- Short problem -
How many of the lines contain the string "this"? Give the number, with no other words.

----------

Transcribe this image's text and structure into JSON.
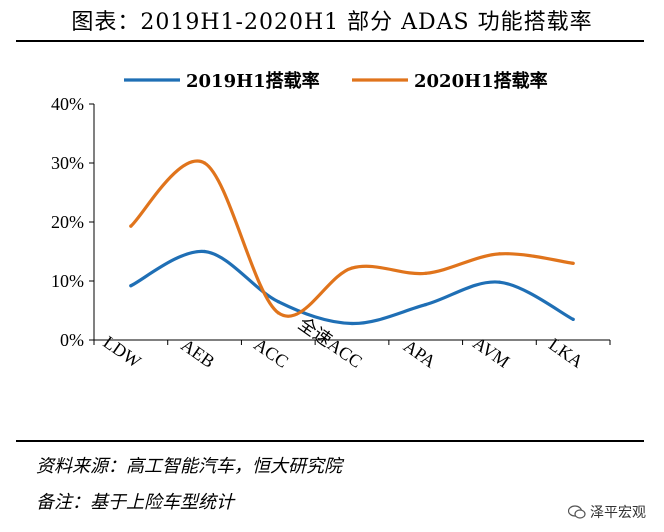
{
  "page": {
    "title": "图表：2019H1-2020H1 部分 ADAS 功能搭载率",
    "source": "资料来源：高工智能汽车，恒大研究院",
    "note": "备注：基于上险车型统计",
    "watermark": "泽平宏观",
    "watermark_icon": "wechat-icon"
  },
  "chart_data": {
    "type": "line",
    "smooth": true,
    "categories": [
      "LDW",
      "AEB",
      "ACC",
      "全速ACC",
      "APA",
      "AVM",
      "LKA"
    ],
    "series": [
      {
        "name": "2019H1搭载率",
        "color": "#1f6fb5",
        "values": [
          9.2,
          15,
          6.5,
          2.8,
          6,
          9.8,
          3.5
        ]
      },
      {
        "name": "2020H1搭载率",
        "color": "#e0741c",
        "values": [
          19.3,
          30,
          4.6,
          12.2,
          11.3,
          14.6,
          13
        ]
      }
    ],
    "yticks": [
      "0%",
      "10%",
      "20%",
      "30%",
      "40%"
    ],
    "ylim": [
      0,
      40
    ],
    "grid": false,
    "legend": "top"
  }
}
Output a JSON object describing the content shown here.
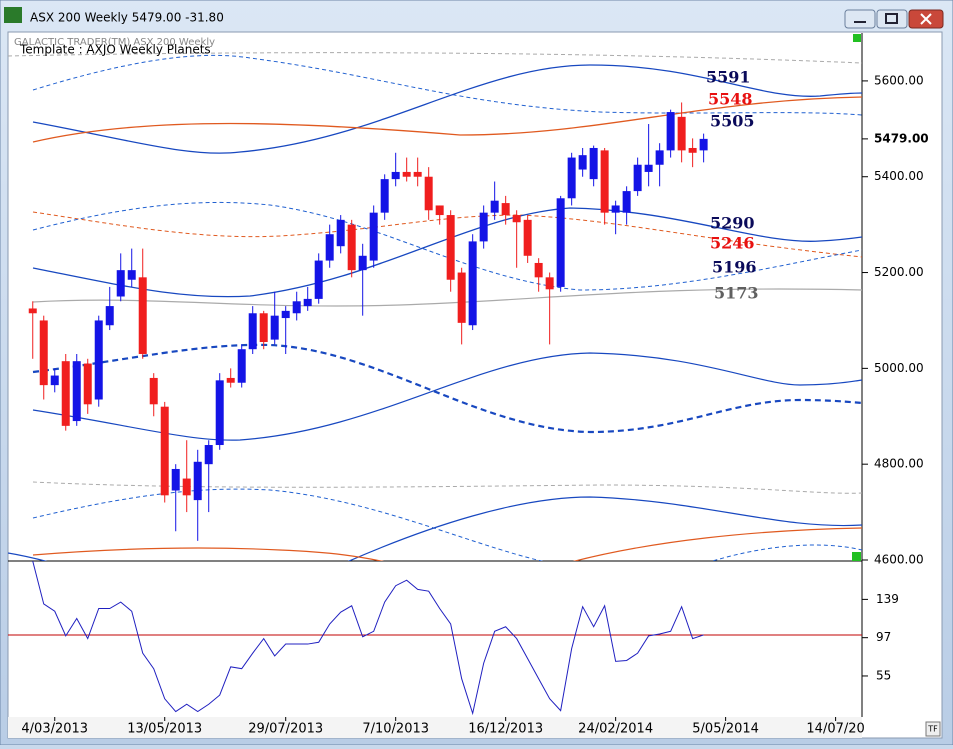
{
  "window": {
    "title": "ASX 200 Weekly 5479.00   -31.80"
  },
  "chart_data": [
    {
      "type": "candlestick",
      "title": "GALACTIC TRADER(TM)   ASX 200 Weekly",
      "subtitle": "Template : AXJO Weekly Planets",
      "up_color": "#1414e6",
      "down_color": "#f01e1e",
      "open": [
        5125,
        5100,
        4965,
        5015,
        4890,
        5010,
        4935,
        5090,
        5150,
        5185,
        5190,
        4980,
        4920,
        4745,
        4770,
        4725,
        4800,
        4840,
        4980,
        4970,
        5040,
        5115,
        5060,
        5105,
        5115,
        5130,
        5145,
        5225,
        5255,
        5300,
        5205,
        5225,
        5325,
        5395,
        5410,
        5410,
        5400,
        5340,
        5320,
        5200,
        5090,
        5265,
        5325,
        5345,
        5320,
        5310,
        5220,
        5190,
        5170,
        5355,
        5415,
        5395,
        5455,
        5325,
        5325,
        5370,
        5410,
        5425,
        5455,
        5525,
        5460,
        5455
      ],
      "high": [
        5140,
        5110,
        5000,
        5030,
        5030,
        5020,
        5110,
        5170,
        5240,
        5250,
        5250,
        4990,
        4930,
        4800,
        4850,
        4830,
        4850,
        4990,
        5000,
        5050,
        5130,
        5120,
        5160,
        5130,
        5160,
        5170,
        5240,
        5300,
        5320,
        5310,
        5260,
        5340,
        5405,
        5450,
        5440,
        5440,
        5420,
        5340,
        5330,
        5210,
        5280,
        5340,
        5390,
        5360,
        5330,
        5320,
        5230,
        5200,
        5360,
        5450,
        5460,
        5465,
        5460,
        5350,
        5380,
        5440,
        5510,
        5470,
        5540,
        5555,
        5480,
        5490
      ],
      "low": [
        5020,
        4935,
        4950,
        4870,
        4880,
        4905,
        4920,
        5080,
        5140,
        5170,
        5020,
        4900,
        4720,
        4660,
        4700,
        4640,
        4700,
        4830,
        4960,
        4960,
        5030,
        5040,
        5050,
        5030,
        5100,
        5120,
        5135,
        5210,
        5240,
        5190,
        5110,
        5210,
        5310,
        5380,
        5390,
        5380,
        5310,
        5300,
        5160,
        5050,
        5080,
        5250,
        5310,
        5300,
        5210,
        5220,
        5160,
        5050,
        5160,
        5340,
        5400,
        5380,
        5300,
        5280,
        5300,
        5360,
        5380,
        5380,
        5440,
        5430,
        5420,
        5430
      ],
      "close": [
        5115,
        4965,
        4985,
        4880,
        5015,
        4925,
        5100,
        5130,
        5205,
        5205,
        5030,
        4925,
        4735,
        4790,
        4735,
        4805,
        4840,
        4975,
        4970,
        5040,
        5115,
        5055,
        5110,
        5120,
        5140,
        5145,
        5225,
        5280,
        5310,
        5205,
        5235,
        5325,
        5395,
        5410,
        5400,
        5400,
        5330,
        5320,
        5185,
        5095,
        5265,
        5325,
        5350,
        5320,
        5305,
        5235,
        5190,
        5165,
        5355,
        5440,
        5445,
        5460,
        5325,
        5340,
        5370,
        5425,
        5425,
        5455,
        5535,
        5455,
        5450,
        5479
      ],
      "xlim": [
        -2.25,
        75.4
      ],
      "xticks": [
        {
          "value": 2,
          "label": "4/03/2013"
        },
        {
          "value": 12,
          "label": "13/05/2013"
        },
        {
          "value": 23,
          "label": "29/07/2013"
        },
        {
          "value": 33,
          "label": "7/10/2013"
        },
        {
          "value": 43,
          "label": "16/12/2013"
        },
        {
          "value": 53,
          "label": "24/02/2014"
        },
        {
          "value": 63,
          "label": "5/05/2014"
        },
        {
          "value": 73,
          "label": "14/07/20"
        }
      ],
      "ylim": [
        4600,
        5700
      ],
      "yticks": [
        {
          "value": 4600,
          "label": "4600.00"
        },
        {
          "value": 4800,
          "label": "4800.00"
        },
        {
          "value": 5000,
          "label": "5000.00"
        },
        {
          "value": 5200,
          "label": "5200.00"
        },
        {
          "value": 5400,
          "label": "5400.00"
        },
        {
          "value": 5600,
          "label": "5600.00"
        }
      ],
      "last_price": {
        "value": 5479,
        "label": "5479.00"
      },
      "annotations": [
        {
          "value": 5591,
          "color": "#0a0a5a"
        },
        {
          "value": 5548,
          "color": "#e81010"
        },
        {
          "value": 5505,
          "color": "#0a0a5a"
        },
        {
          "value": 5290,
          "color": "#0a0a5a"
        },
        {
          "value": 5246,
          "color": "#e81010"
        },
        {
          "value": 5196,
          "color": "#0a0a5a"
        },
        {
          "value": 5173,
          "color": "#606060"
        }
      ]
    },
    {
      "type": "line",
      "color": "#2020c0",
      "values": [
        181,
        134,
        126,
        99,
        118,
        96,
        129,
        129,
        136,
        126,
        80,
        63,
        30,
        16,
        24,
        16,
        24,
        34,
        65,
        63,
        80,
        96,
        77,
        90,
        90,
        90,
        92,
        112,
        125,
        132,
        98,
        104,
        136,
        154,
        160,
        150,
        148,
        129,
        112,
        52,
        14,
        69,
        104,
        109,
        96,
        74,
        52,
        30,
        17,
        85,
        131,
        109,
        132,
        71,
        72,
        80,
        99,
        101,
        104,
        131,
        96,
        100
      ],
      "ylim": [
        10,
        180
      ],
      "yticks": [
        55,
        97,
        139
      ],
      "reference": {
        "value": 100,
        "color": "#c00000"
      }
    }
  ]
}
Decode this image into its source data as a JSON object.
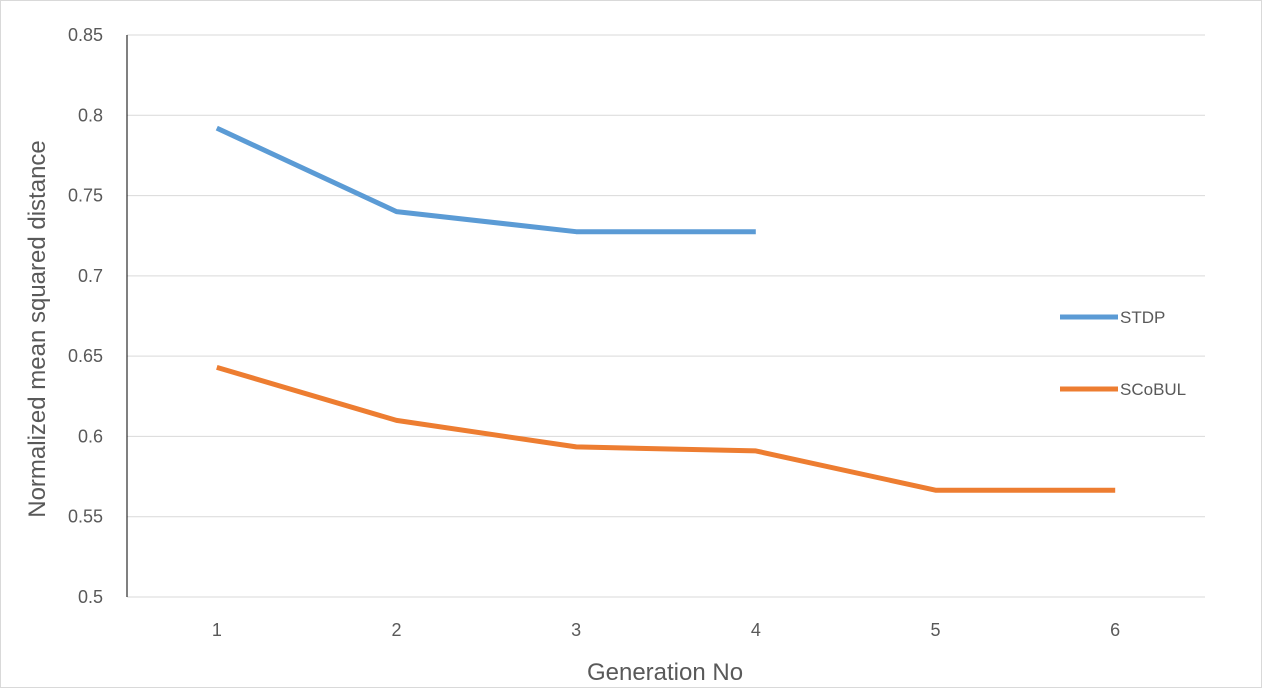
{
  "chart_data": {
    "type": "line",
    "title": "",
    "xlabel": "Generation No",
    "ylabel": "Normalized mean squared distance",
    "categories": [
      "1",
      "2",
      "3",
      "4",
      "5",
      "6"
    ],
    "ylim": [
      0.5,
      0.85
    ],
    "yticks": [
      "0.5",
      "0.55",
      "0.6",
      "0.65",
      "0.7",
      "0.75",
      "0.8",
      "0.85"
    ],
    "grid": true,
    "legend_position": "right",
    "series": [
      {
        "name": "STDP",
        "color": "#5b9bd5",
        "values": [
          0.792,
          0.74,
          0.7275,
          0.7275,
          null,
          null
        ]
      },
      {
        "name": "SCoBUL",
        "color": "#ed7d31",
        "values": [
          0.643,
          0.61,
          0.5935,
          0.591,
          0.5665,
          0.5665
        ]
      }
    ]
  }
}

----------

- Task output -
2